>> Start

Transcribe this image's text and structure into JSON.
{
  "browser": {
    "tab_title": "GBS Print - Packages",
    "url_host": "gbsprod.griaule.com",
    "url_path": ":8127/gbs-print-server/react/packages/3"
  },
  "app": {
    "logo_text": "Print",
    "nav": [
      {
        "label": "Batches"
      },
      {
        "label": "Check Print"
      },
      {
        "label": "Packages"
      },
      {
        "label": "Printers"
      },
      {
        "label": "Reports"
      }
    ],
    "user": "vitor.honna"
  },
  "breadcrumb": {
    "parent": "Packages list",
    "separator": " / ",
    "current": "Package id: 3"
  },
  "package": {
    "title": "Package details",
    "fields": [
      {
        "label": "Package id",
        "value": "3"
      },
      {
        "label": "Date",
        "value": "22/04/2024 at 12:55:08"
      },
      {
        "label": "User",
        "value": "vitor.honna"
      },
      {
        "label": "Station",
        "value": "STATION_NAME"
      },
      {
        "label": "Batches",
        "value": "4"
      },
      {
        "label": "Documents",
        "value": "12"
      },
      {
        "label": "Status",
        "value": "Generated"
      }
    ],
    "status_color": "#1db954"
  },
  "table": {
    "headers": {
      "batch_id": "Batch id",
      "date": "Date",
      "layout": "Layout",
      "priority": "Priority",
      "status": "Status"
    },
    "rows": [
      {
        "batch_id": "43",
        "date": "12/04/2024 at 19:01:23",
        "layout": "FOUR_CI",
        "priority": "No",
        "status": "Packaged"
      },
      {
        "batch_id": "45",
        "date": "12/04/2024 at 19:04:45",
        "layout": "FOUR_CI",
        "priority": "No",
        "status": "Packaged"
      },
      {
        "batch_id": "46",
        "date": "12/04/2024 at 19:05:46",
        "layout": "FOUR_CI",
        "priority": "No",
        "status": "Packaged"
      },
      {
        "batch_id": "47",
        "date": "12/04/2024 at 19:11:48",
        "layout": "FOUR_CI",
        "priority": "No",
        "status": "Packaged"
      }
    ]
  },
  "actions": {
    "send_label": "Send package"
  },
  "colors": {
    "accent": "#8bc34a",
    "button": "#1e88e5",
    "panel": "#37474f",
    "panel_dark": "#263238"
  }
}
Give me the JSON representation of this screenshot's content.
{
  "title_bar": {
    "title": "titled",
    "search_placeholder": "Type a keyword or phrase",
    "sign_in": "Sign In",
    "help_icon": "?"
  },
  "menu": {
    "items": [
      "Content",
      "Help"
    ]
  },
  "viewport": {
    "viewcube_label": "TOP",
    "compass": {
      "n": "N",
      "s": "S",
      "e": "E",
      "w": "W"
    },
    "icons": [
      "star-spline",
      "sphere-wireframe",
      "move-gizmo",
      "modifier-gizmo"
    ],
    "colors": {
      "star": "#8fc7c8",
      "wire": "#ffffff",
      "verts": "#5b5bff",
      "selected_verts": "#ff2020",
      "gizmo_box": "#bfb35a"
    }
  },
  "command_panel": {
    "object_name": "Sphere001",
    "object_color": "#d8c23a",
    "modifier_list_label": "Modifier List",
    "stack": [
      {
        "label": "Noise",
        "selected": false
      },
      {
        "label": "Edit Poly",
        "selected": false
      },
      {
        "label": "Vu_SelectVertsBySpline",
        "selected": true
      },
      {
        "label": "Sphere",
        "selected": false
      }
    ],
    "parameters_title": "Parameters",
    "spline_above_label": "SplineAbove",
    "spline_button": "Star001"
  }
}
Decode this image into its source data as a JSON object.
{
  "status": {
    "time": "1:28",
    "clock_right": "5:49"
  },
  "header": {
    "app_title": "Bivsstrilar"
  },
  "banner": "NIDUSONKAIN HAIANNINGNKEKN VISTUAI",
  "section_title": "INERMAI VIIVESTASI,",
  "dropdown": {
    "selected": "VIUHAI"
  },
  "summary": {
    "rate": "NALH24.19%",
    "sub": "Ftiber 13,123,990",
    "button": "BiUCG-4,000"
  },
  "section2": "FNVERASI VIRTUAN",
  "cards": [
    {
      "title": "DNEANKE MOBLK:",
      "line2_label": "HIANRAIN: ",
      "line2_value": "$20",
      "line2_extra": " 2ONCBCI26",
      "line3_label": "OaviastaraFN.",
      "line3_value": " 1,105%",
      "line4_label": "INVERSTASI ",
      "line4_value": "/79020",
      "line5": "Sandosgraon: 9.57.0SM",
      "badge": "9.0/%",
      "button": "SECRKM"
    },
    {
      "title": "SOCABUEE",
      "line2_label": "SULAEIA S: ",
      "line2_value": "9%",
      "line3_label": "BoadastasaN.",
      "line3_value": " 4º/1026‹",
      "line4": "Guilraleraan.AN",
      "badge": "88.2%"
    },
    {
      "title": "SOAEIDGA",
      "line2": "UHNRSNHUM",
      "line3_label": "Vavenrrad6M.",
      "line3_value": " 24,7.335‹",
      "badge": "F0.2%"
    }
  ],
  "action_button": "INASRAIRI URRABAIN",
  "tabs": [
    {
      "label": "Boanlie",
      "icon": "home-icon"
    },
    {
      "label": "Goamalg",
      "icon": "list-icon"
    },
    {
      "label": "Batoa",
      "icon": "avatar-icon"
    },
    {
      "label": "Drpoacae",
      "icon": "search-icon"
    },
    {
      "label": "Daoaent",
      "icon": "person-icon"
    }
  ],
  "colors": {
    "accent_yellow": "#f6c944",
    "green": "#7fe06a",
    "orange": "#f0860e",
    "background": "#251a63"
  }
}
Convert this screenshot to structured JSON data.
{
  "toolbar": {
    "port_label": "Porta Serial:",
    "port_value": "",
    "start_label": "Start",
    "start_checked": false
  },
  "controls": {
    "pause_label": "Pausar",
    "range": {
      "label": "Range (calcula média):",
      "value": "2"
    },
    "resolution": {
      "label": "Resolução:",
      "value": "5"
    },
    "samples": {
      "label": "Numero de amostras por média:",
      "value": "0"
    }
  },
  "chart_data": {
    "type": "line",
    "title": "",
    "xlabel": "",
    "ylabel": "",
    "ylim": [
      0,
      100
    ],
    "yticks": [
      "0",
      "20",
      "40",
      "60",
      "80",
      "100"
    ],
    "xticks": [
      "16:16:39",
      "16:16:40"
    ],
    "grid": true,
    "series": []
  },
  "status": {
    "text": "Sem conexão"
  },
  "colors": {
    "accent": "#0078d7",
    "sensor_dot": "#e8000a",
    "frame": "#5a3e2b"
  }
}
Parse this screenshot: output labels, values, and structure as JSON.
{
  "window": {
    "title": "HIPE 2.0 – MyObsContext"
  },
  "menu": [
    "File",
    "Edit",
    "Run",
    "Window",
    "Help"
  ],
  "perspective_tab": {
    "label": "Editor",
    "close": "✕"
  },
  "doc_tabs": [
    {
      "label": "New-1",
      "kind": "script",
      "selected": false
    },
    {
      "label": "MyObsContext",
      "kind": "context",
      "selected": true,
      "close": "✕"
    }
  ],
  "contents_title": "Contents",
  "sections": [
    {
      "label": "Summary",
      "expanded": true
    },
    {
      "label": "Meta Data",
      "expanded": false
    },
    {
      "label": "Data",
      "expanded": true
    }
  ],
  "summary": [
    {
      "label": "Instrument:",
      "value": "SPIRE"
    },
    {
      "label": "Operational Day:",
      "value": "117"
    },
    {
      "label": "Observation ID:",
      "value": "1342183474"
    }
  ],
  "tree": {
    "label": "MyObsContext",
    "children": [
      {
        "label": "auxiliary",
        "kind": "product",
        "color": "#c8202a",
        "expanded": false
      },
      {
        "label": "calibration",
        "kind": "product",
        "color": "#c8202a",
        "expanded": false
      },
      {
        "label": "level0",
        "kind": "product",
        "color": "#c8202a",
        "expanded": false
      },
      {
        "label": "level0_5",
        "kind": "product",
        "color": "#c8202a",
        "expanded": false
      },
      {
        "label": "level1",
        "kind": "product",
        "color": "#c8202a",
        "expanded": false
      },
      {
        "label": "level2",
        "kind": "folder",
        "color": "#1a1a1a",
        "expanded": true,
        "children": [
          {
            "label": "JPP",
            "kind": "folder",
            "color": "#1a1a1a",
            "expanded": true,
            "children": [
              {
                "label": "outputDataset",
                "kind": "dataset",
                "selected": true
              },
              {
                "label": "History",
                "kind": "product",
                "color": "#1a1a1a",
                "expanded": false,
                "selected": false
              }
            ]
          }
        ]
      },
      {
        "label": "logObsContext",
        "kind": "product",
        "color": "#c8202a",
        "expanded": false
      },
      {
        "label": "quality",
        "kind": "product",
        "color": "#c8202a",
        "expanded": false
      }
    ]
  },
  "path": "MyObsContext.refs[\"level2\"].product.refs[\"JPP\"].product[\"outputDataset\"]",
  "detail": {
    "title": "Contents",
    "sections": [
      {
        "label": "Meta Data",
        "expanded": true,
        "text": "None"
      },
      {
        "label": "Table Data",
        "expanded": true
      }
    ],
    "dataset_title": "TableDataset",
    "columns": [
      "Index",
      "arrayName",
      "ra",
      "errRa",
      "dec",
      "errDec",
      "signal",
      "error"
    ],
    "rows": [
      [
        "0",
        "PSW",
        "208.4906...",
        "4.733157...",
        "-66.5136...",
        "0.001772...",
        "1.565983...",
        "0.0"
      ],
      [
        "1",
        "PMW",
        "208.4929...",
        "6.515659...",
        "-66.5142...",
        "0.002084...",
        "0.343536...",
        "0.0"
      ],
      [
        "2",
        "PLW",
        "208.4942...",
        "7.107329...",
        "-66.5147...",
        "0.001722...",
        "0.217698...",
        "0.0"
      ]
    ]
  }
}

>> End

**TASK OBJECTIVE**
Scan the listing above. Gather each line that contains the word "outputDataset".

**THE COMPLETED TASK**
                "label": "outputDataset",
  "path": "MyObsContext.refs[\"level2\"].product.refs[\"JPP\"].product[\"outputDataset\"]",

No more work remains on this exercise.